Copy out the entries below precisely; nothing is to be omitted.

--- RECORDS SUPPLIED ---

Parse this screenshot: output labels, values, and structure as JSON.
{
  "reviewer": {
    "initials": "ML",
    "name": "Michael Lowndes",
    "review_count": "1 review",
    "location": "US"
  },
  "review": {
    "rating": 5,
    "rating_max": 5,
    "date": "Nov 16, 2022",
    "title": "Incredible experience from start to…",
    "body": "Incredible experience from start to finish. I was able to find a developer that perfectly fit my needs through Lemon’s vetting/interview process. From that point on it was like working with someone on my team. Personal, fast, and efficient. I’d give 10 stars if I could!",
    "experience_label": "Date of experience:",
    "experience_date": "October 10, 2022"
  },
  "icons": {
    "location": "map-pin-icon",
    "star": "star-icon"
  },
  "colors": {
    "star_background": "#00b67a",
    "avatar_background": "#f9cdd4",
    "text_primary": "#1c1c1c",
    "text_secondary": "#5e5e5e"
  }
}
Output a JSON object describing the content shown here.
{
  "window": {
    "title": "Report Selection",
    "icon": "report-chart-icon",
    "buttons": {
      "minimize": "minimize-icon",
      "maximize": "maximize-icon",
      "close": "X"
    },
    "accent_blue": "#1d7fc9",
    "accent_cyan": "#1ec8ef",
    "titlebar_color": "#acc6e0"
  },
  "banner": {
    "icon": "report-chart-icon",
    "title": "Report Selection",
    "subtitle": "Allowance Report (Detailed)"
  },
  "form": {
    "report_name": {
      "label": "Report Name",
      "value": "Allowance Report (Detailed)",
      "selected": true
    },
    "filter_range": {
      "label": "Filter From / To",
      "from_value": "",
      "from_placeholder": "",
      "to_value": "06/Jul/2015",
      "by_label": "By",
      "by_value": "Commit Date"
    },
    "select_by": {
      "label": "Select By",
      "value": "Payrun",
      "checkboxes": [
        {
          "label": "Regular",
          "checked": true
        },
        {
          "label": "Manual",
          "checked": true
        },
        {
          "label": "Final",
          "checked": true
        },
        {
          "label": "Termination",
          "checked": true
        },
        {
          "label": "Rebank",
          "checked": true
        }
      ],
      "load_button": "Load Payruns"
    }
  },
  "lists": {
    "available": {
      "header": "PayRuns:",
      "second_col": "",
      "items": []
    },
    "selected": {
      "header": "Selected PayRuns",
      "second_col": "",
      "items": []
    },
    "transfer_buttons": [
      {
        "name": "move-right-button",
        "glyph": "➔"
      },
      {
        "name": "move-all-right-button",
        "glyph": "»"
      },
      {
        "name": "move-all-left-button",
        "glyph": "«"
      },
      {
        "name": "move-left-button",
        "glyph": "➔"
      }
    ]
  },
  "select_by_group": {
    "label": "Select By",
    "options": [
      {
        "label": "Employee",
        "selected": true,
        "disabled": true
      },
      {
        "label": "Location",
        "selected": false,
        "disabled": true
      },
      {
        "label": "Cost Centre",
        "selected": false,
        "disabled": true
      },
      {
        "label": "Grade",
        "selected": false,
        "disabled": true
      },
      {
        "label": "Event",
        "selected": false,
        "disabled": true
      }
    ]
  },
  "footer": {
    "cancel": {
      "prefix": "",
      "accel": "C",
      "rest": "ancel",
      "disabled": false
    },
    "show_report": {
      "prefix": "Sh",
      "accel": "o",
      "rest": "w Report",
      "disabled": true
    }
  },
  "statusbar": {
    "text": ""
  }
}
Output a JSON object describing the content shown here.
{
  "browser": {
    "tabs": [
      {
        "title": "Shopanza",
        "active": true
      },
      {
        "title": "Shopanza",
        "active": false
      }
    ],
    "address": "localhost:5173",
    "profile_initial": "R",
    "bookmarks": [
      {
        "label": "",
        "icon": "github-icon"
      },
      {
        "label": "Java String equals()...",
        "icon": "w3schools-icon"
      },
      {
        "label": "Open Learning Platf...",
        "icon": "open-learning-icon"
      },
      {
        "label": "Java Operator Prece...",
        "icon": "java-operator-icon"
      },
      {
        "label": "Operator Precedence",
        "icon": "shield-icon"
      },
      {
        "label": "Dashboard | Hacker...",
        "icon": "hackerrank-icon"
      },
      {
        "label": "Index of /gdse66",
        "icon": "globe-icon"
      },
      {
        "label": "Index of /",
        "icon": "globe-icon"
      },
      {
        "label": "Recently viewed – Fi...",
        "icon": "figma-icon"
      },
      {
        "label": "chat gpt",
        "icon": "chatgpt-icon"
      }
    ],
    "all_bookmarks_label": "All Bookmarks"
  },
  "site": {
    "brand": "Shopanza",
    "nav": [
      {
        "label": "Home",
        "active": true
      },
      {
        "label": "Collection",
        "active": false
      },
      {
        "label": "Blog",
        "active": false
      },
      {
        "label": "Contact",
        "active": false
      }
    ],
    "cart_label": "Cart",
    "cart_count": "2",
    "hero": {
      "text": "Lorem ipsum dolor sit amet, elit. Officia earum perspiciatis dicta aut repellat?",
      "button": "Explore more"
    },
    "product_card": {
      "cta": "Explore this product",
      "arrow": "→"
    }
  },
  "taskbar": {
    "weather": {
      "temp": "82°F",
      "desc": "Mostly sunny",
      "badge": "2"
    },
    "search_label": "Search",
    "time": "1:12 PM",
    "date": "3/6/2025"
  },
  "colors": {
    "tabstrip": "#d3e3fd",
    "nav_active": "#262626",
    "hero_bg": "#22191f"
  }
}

---

**ANSWER TO THIS PROBLEM:**
Parse this screenshot: output labels, values, and structure as JSON.
{
  "reviewer": {
    "initials": "ML",
    "name": "Michael Lowndes",
    "review_count": "1 review",
    "location": "US"
  },
  "review": {
    "rating": 5,
    "rating_max": 5,
    "date": "Nov 16, 2022",
    "title": "Incredible experience from start to…",
    "body": "Incredible experience from start to finish. I was able to find a developer that perfectly fit my needs through Lemon’s vetting/interview process. From that point on it was like working with someone on my team. Personal, fast, and efficient. I’d give 10 stars if I could!",
    "experience_label": "Date of experience:",
    "experience_date": "October 10, 2022"
  },
  "icons": {
    "location": "map-pin-icon",
    "star": "star-icon"
  },
  "colors": {
    "star_background": "#00b67a",
    "avatar_background": "#f9cdd4",
    "text_primary": "#1c1c1c",
    "text_secondary": "#5e5e5e"
  }
}
Output a JSON object describing the content shown here.
{
  "window": {
    "title": "Report Selection",
    "icon": "report-chart-icon",
    "buttons": {
      "minimize": "minimize-icon",
      "maximize": "maximize-icon",
      "close": "X"
    },
    "accent_blue": "#1d7fc9",
    "accent_cyan": "#1ec8ef",
    "titlebar_color": "#acc6e0"
  },
  "banner": {
    "icon": "report-chart-icon",
    "title": "Report Selection",
    "subtitle": "Allowance Report (Detailed)"
  },
  "form": {
    "report_name": {
      "label": "Report Name",
      "value": "Allowance Report (Detailed)",
      "selected": true
    },
    "filter_range": {
      "label": "Filter From / To",
      "from_value": "",
      "from_placeholder": "",
      "to_value": "06/Jul/2015",
      "by_label": "By",
      "by_value": "Commit Date"
    },
    "select_by": {
      "label": "Select By",
      "value": "Payrun",
      "checkboxes": [
        {
          "label": "Regular",
          "checked": true
        },
        {
          "label": "Manual",
          "checked": true
        },
        {
          "label": "Final",
          "checked": true
        },
        {
          "label": "Termination",
          "checked": true
        },
        {
          "label": "Rebank",
          "checked": true
        }
      ],
      "load_button": "Load Payruns"
    }
  },
  "lists": {
    "available": {
      "header": "PayRuns:",
      "second_col": "",
      "items": []
    },
    "selected": {
      "header": "Selected PayRuns",
      "second_col": "",
      "items": []
    },
    "transfer_buttons": [
      {
        "name": "move-right-button",
        "glyph": "➔"
      },
      {
        "name": "move-all-right-button",
        "glyph": "»"
      },
      {
        "name": "move-all-left-button",
        "glyph": "«"
      },
      {
        "name": "move-left-button",
        "glyph": "➔"
      }
    ]
  },
  "select_by_group": {
    "label": "Select By",
    "options": [
      {
        "label": "Employee",
        "selected": true,
        "disabled": true
      },
      {
        "label": "Location",
        "selected": false,
        "disabled": true
      },
      {
        "label": "Cost Centre",
        "selected": false,
        "disabled": true
      },
      {
        "label": "Grade",
        "selected": false,
        "disabled": true
      },
      {
        "label": "Event",
        "selected": false,
        "disabled": true
      }
    ]
  },
  "footer": {
    "cancel": {
      "prefix": "",
      "accel": "C",
      "rest": "ancel",
      "disabled": false
    },
    "show_report": {
      "prefix": "Sh",
      "accel": "o",
      "rest": "w Report",
      "disabled": true
    }
  },
  "statusbar": {
    "text": ""
  }
}
Output a JSON object describing the content shown here.
{
  "browser": {
    "tabs": [
      {
        "title": "Shopanza",
        "active": true
      },
      {
        "title": "Shopanza",
        "active": false
      }
    ],
    "address": "localhost:5173",
    "profile_initial": "R",
    "bookmarks": [
      {
        "label": "",
        "icon": "github-icon"
      },
      {
        "label": "Java String equals()...",
        "icon": "w3schools-icon"
      },
      {
        "label": "Open Learning Platf...",
        "icon": "open-learning-icon"
      },
      {
        "label": "Java Operator Prece...",
        "icon": "java-operator-icon"
      },
      {
        "label": "Operator Precedence",
        "icon": "shield-icon"
      },
      {
        "label": "Dashboard | Hacker...",
        "icon": "hackerrank-icon"
      },
      {
        "label": "Index of /gdse66",
        "icon": "globe-icon"
      },
      {
        "label": "Index of /",
        "icon": "globe-icon"
      },
      {
        "label": "Recently viewed – Fi...",
        "icon": "figma-icon"
      },
      {
        "label": "chat gpt",
        "icon": "chatgpt-icon"
      }
    ],
    "all_bookmarks_label": "All Bookmarks"
  },
  "site": {
    "brand": "Shopanza",
    "nav": [
      {
        "label": "Home",
        "active": true
      },
      {
        "label": "Collection",
        "active": false
      },
      {
        "label": "Blog",
        "active": false
      },
      {
        "label": "Contact",
        "active": false
      }
    ],
    "cart_label": "Cart",
    "cart_count": "2",
    "hero": {
      "text": "Lorem ipsum dolor sit amet, elit. Officia earum perspiciatis dicta aut repellat?",
      "button": "Explore more"
    },
    "product_card": {
      "cta": "Explore this product",
      "arrow": "→"
    }
  },
  "taskbar": {
    "weather": {
      "temp": "82°F",
      "desc": "Mostly sunny",
      "badge": "2"
    },
    "search_label": "Search",
    "time": "1:12 PM",
    "date": "3/6/2025"
  },
  "colors": {
    "tabstrip": "#d3e3fd",
    "nav_active": "#262626",
    "hero_bg": "#22191f"
  }
}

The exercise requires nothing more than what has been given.